- _Required task_:
Can you output the records below exactly as they are written?

Entries with figure data:
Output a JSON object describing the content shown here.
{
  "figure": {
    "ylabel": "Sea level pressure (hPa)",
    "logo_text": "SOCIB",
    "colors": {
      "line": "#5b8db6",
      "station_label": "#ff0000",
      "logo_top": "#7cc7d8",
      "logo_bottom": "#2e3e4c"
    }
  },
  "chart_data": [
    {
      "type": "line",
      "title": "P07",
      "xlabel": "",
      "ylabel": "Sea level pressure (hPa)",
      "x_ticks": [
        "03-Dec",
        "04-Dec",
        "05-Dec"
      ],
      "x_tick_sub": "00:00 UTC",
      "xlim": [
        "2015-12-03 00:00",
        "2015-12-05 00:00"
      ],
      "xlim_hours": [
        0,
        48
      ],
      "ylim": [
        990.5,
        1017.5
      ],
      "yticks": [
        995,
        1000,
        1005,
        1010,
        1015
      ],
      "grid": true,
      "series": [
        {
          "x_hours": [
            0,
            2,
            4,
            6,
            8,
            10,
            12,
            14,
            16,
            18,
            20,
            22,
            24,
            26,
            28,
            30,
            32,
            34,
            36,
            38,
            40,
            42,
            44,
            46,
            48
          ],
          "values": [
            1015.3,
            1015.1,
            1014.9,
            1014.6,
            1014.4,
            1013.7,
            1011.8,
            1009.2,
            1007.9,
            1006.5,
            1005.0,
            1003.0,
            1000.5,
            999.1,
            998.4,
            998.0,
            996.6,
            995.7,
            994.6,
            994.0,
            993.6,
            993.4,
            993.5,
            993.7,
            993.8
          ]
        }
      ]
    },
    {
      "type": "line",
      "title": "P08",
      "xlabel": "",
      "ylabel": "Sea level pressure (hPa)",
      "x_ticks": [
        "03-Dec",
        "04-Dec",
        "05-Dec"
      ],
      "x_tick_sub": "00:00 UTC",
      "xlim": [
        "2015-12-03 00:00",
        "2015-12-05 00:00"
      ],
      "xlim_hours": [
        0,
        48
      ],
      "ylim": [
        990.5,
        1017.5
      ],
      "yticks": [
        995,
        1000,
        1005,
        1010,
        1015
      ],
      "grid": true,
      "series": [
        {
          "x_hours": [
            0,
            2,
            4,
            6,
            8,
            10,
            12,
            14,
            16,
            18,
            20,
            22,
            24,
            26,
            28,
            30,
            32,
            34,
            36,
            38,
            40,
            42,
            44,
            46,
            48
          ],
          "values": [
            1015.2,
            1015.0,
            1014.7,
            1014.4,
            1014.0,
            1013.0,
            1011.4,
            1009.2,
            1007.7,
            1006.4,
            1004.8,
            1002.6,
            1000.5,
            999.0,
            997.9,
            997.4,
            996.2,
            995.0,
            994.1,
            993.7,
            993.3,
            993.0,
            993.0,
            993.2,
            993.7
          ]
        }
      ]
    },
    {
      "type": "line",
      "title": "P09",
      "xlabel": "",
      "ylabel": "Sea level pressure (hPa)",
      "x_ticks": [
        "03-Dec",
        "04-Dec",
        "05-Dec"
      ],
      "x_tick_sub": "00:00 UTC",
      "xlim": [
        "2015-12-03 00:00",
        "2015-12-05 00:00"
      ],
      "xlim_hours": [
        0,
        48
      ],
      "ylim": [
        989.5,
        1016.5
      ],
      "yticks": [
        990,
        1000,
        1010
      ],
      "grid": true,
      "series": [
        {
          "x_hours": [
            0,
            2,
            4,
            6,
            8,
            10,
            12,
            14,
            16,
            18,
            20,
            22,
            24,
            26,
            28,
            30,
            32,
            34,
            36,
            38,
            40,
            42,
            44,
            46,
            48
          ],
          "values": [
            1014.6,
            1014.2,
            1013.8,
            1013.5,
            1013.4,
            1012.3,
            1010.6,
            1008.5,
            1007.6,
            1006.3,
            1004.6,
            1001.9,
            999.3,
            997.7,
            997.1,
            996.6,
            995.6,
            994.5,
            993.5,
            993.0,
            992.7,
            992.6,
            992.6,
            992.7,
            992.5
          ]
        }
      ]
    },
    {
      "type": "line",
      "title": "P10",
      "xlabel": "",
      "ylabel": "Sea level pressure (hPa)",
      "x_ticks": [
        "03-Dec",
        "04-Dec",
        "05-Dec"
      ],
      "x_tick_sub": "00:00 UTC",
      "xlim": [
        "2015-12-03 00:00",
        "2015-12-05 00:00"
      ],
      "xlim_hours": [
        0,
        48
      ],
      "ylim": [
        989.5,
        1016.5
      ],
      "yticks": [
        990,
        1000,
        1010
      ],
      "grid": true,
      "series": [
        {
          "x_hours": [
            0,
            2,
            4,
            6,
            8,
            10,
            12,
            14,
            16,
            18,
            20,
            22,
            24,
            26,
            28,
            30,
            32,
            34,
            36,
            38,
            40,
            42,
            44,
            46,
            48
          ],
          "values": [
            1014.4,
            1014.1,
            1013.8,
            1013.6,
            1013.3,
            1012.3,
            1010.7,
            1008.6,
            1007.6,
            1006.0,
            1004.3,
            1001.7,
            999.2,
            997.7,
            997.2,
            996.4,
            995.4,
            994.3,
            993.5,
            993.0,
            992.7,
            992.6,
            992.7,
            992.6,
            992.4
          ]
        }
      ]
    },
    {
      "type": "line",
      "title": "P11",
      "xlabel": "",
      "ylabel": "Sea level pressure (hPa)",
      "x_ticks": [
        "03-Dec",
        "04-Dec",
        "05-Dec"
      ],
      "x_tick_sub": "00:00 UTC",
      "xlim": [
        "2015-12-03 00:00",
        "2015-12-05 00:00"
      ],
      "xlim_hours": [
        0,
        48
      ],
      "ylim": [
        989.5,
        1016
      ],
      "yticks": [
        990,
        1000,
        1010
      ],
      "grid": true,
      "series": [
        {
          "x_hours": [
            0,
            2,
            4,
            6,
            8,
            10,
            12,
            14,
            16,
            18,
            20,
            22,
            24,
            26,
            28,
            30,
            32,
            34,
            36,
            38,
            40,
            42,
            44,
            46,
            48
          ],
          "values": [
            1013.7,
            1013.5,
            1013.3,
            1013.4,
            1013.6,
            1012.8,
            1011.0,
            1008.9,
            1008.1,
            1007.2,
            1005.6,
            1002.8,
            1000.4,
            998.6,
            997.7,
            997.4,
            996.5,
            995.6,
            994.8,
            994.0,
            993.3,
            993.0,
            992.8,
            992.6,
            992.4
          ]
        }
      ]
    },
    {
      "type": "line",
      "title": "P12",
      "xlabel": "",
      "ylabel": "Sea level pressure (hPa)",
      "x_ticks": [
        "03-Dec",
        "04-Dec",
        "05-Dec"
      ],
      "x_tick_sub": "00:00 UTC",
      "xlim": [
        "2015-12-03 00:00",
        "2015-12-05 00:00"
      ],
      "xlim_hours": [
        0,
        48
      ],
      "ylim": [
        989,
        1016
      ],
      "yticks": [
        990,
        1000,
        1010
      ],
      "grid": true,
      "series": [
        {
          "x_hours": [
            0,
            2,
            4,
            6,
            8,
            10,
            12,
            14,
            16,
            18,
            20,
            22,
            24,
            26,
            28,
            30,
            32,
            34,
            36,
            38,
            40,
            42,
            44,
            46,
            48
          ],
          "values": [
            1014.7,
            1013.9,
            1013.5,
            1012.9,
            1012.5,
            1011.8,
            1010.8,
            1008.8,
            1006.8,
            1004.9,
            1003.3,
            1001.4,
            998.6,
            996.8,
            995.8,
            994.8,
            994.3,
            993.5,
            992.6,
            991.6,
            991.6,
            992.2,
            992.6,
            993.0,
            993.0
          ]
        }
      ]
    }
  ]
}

- _Complete output_:
Output a JSON object describing the content shown here.
{
  "figure": {
    "ylabel": "Sea level pressure (hPa)",
    "logo_text": "SOCIB",
    "colors": {
      "line": "#5b8db6",
      "station_label": "#ff0000",
      "logo_top": "#7cc7d8",
      "logo_bottom": "#2e3e4c"
    }
  },
  "chart_data": [
    {
      "type": "line",
      "title": "P07",
      "xlabel": "",
      "ylabel": "Sea level pressure (hPa)",
      "x_ticks": [
        "03-Dec",
        "04-Dec",
        "05-Dec"
      ],
      "x_tick_sub": "00:00 UTC",
      "xlim": [
        "2015-12-03 00:00",
        "2015-12-05 00:00"
      ],
      "xlim_hours": [
        0,
        48
      ],
      "ylim": [
        990.5,
        1017.5
      ],
      "yticks": [
        995,
        1000,
        1005,
        1010,
        1015
      ],
      "grid": true,
      "series": [
        {
          "x_hours": [
            0,
            2,
            4,
            6,
            8,
            10,
            12,
            14,
            16,
            18,
            20,
            22,
            24,
            26,
            28,
            30,
            32,
            34,
            36,
            38,
            40,
            42,
            44,
            46,
            48
          ],
          "values": [
            1015.3,
            1015.1,
            1014.9,
            1014.6,
            1014.4,
            1013.7,
            1011.8,
            1009.2,
            1007.9,
            1006.5,
            1005.0,
            1003.0,
            1000.5,
            999.1,
            998.4,
            998.0,
            996.6,
            995.7,
            994.6,
            994.0,
            993.6,
            993.4,
            993.5,
            993.7,
            993.8
          ]
        }
      ]
    },
    {
      "type": "line",
      "title": "P08",
      "xlabel": "",
      "ylabel": "Sea level pressure (hPa)",
      "x_ticks": [
        "03-Dec",
        "04-Dec",
        "05-Dec"
      ],
      "x_tick_sub": "00:00 UTC",
      "xlim": [
        "2015-12-03 00:00",
        "2015-12-05 00:00"
      ],
      "xlim_hours": [
        0,
        48
      ],
      "ylim": [
        990.5,
        1017.5
      ],
      "yticks": [
        995,
        1000,
        1005,
        1010,
        1015
      ],
      "grid": true,
      "series": [
        {
          "x_hours": [
            0,
            2,
            4,
            6,
            8,
            10,
            12,
            14,
            16,
            18,
            20,
            22,
            24,
            26,
            28,
            30,
            32,
            34,
            36,
            38,
            40,
            42,
            44,
            46,
            48
          ],
          "values": [
            1015.2,
            1015.0,
            1014.7,
            1014.4,
            1014.0,
            1013.0,
            1011.4,
            1009.2,
            1007.7,
            1006.4,
            1004.8,
            1002.6,
            1000.5,
            999.0,
            997.9,
            997.4,
            996.2,
            995.0,
            994.1,
            993.7,
            993.3,
            993.0,
            993.0,
            993.2,
            993.7
          ]
        }
      ]
    },
    {
      "type": "line",
      "title": "P09",
      "xlabel": "",
      "ylabel": "Sea level pressure (hPa)",
      "x_ticks": [
        "03-Dec",
        "04-Dec",
        "05-Dec"
      ],
      "x_tick_sub": "00:00 UTC",
      "xlim": [
        "2015-12-03 00:00",
        "2015-12-05 00:00"
      ],
      "xlim_hours": [
        0,
        48
      ],
      "ylim": [
        989.5,
        1016.5
      ],
      "yticks": [
        990,
        1000,
        1010
      ],
      "grid": true,
      "series": [
        {
          "x_hours": [
            0,
            2,
            4,
            6,
            8,
            10,
            12,
            14,
            16,
            18,
            20,
            22,
            24,
            26,
            28,
            30,
            32,
            34,
            36,
            38,
            40,
            42,
            44,
            46,
            48
          ],
          "values": [
            1014.6,
            1014.2,
            1013.8,
            1013.5,
            1013.4,
            1012.3,
            1010.6,
            1008.5,
            1007.6,
            1006.3,
            1004.6,
            1001.9,
            999.3,
            997.7,
            997.1,
            996.6,
            995.6,
            994.5,
            993.5,
            993.0,
            992.7,
            992.6,
            992.6,
            992.7,
            992.5
          ]
        }
      ]
    },
    {
      "type": "line",
      "title": "P10",
      "xlabel": "",
      "ylabel": "Sea level pressure (hPa)",
      "x_ticks": [
        "03-Dec",
        "04-Dec",
        "05-Dec"
      ],
      "x_tick_sub": "00:00 UTC",
      "xlim": [
        "2015-12-03 00:00",
        "2015-12-05 00:00"
      ],
      "xlim_hours": [
        0,
        48
      ],
      "ylim": [
        989.5,
        1016.5
      ],
      "yticks": [
        990,
        1000,
        1010
      ],
      "grid": true,
      "series": [
        {
          "x_hours": [
            0,
            2,
            4,
            6,
            8,
            10,
            12,
            14,
            16,
            18,
            20,
            22,
            24,
            26,
            28,
            30,
            32,
            34,
            36,
            38,
            40,
            42,
            44,
            46,
            48
          ],
          "values": [
            1014.4,
            1014.1,
            1013.8,
            1013.6,
            1013.3,
            1012.3,
            1010.7,
            1008.6,
            1007.6,
            1006.0,
            1004.3,
            1001.7,
            999.2,
            997.7,
            997.2,
            996.4,
            995.4,
            994.3,
            993.5,
            993.0,
            992.7,
            992.6,
            992.7,
            992.6,
            992.4
          ]
        }
      ]
    },
    {
      "type": "line",
      "title": "P11",
      "xlabel": "",
      "ylabel": "Sea level pressure (hPa)",
      "x_ticks": [
        "03-Dec",
        "04-Dec",
        "05-Dec"
      ],
      "x_tick_sub": "00:00 UTC",
      "xlim": [
        "2015-12-03 00:00",
        "2015-12-05 00:00"
      ],
      "xlim_hours": [
        0,
        48
      ],
      "ylim": [
        989.5,
        1016
      ],
      "yticks": [
        990,
        1000,
        1010
      ],
      "grid": true,
      "series": [
        {
          "x_hours": [
            0,
            2,
            4,
            6,
            8,
            10,
            12,
            14,
            16,
            18,
            20,
            22,
            24,
            26,
            28,
            30,
            32,
            34,
            36,
            38,
            40,
            42,
            44,
            46,
            48
          ],
          "values": [
            1013.7,
            1013.5,
            1013.3,
            1013.4,
            1013.6,
            1012.8,
            1011.0,
            1008.9,
            1008.1,
            1007.2,
            1005.6,
            1002.8,
            1000.4,
            998.6,
            997.7,
            997.4,
            996.5,
            995.6,
            994.8,
            994.0,
            993.3,
            993.0,
            992.8,
            992.6,
            992.4
          ]
        }
      ]
    },
    {
      "type": "line",
      "title": "P12",
      "xlabel": "",
      "ylabel": "Sea level pressure (hPa)",
      "x_ticks": [
        "03-Dec",
        "04-Dec",
        "05-Dec"
      ],
      "x_tick_sub": "00:00 UTC",
      "xlim": [
        "2015-12-03 00:00",
        "2015-12-05 00:00"
      ],
      "xlim_hours": [
        0,
        48
      ],
      "ylim": [
        989,
        1016
      ],
      "yticks": [
        990,
        1000,
        1010
      ],
      "grid": true,
      "series": [
        {
          "x_hours": [
            0,
            2,
            4,
            6,
            8,
            10,
            12,
            14,
            16,
            18,
            20,
            22,
            24,
            26,
            28,
            30,
            32,
            34,
            36,
            38,
            40,
            42,
            44,
            46,
            48
          ],
          "values": [
            1014.7,
            1013.9,
            1013.5,
            1012.9,
            1012.5,
            1011.8,
            1010.8,
            1008.8,
            1006.8,
            1004.9,
            1003.3,
            1001.4,
            998.6,
            996.8,
            995.8,
            994.8,
            994.3,
            993.5,
            992.6,
            991.6,
            991.6,
            992.2,
            992.6,
            993.0,
            993.0
          ]
        }
      ]
    }
  ]
}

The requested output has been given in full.